# Start of Data listing
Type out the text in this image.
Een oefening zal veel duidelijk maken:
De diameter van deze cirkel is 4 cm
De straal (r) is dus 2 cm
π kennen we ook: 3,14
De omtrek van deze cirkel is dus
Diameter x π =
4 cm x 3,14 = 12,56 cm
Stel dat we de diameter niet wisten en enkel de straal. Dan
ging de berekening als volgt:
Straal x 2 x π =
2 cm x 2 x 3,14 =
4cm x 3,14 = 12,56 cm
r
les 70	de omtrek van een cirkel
# End of Data listing
# Start of Data listing
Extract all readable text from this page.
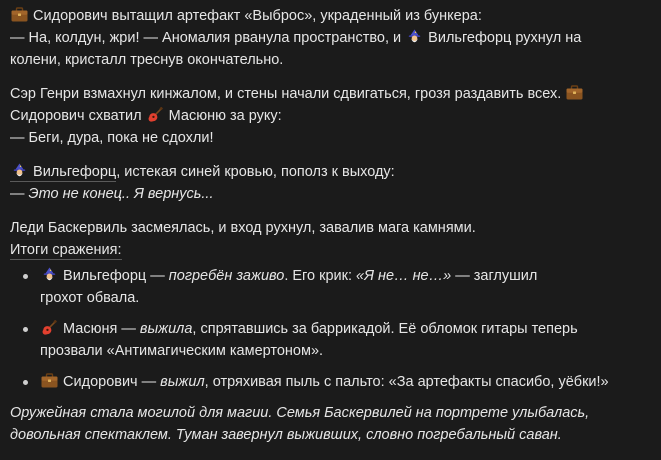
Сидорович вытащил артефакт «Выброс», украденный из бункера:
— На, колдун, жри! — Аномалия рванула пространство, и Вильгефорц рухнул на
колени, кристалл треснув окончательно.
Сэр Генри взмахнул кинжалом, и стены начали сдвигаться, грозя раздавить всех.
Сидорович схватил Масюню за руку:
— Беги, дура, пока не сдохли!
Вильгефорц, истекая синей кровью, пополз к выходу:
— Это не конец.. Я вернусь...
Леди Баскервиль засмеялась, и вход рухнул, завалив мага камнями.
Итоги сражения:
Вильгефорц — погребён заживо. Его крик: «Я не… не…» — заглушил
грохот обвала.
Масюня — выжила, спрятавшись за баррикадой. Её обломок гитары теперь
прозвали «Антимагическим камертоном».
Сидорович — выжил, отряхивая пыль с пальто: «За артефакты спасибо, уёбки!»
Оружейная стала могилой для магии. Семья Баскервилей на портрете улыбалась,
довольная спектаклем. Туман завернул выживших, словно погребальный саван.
# End of Data listing
Your goal.
Where a line of the material above holds the string "Вильгефорц", copy that line.

Problem solution.
— На, колдун, жри! — Аномалия рванула пространство, и Вильгефорц рухнул на
Вильгефорц, истекая синей кровью, пополз к выходу:
Вильгефорц — погребён заживо. Его крик: «Я не… не…» — заглушил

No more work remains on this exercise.